[ASSIGNMENT]
Rewrite the passage about the character-prediction model, starting at "Since we'd like" and ending at "for text generation.", with "target distribution" changed to "output distribution".

[TEXT SHOWN]
Since we'd like to use information from both sides of the gap when predicting the target distribution, this model is not autoregressive and can't be used for text generation.

Training

I implemented this architecture using tch-rs (Rust bindings to PyTorch). The tricky part is that we need to mask the character that the model is trying to predict to prevent the model from cheating. My implementation applies two convolutions for the left and right of the target character and then adds them together. I used " " as a padding token (probably a bad idea). For more details, see my code.

I trained the model on WikiText-103 for 20 epochs using an AMD Radeon 7900XTX and fine-tuned for an additional epoch on the Gutenberg dataset. (Note to self: for training on ROCm, run using LD_LIBRARY_PATH=.venv/lib/python3.13/site-packages/torch/lib:$LD_LIBRARY_PATH LIBTORCH_USE_PYTORCH=1 cargo r -r.) It achieves a final loss of 0.37 which means it puts $e^{-0.37} \approx 0.69$ probability on the correct character on average.

Model architecture diagram visualized using Netron

Decoding

For the no-breakpoint decoding, my algorithm first runs MCMC for 10000 iterations using bigram and trigram frequencies (computed from WikiText and Gutenberg) and then if the probability is high enough, it switches to MCMC using the language model. The bigram and trigram step is necessary to compute an almost-correct answer, since the language model gets confused when many of the characters are wrong. The language model computes for each character the distribution for which it should be replaced with, which I use to build a 28x28 matrix for how likely we should make each possible swap. My program then repeats this at most 50000 times using blazingly fast fearless concurrency and returns the answer with the lowest loss according to the language model.

[SUPPLIED DATA]
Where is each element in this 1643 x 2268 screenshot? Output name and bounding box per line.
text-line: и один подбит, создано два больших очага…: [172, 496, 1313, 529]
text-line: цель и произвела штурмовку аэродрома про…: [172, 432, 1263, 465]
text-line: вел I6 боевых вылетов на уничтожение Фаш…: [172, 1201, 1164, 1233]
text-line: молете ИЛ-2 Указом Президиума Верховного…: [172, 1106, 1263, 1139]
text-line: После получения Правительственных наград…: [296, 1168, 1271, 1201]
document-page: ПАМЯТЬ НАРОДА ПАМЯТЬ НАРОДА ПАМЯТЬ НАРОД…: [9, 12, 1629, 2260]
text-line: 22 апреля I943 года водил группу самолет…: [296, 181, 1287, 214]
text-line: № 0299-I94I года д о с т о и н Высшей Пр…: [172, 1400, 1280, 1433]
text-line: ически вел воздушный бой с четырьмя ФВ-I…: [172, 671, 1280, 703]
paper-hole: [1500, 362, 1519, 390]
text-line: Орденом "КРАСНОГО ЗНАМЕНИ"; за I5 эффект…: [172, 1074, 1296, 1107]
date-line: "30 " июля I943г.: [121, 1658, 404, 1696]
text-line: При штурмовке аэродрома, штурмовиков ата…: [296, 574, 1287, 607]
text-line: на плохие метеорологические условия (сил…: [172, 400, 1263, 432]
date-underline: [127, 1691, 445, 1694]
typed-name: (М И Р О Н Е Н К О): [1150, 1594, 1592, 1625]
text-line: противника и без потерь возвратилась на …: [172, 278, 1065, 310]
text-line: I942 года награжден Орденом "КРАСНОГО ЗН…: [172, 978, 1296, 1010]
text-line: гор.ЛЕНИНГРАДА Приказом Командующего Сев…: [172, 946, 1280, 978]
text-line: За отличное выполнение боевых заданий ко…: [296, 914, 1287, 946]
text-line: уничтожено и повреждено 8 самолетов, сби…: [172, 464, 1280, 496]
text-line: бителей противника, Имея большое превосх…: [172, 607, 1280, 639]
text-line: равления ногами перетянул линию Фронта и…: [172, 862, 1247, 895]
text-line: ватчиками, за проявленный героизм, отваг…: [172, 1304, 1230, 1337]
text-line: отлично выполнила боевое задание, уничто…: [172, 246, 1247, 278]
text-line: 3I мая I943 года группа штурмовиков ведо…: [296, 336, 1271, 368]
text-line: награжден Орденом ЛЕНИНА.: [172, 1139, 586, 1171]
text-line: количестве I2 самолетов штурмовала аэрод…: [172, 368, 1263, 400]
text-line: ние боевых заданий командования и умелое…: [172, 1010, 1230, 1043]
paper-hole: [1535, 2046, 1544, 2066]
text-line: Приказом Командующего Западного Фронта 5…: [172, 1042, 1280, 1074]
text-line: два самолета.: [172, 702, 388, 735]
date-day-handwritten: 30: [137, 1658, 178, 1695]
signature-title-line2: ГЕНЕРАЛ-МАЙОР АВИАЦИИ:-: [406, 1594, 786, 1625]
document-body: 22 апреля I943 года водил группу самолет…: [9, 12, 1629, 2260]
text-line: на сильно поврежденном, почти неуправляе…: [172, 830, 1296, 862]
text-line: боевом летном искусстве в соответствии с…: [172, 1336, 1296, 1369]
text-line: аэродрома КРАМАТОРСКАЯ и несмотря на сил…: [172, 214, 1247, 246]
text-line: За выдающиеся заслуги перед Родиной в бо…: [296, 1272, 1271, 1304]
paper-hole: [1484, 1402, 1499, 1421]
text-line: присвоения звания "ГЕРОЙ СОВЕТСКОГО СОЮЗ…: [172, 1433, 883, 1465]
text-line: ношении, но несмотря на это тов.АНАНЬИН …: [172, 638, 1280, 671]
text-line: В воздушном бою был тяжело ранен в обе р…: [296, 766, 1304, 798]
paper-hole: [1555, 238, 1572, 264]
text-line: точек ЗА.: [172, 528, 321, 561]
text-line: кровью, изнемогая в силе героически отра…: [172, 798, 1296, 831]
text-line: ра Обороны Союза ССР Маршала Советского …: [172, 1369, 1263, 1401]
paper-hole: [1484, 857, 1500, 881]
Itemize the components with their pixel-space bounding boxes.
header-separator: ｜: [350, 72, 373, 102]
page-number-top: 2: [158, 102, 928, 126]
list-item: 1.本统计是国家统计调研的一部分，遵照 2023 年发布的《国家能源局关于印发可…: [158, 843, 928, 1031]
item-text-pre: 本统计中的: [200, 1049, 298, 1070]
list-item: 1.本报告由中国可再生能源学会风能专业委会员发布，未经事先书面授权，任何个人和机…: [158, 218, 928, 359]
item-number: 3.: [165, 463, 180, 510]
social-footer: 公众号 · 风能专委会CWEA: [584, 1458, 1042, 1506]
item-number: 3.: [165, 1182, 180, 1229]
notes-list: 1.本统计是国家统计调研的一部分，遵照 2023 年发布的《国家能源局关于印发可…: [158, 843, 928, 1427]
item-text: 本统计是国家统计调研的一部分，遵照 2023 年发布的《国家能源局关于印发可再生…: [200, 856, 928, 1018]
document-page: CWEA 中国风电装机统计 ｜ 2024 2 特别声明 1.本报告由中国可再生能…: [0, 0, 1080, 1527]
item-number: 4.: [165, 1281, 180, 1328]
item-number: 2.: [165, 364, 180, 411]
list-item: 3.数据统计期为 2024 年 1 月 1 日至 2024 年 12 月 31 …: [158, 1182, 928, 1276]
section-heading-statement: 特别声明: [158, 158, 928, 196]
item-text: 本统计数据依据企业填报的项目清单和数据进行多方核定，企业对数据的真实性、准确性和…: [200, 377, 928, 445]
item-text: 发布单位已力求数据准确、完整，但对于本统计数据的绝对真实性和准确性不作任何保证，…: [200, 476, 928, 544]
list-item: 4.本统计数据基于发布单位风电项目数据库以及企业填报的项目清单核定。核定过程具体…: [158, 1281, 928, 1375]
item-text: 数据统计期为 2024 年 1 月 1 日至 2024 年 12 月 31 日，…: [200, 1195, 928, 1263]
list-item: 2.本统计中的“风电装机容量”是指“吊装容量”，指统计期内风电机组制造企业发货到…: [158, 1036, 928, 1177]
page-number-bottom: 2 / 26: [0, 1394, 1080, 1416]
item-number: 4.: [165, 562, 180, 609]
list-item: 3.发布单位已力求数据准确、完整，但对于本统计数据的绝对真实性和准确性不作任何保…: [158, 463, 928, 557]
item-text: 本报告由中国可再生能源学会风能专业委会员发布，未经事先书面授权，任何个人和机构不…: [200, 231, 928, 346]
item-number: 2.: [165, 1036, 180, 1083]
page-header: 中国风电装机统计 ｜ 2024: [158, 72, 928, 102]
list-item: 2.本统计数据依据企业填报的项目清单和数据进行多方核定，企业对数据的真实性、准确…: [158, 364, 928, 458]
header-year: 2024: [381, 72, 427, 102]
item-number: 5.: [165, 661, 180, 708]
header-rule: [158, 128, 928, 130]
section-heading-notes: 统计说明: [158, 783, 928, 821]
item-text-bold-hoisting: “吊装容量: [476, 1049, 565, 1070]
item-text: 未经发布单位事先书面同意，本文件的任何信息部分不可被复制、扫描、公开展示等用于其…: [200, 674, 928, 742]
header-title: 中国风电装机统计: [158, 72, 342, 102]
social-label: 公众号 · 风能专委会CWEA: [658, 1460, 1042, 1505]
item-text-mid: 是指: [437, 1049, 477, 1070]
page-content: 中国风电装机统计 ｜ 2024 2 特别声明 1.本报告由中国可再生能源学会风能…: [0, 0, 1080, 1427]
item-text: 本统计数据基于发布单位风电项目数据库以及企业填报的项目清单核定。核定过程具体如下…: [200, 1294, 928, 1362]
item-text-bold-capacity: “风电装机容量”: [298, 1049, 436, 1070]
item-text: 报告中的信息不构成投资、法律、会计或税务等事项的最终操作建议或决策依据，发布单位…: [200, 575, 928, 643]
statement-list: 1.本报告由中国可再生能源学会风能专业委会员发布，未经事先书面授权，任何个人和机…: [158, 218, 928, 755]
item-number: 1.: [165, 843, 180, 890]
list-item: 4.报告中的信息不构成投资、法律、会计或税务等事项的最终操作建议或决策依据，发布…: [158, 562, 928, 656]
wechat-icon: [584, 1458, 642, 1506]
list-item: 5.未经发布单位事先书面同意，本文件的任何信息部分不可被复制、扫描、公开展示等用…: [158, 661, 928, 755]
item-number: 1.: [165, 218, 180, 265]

[EXERCISE OUTPUT]
Since we'd like to use information from both sides of the gap when predicting the output distribution, this model is not autoregressive and can't be used for text generation.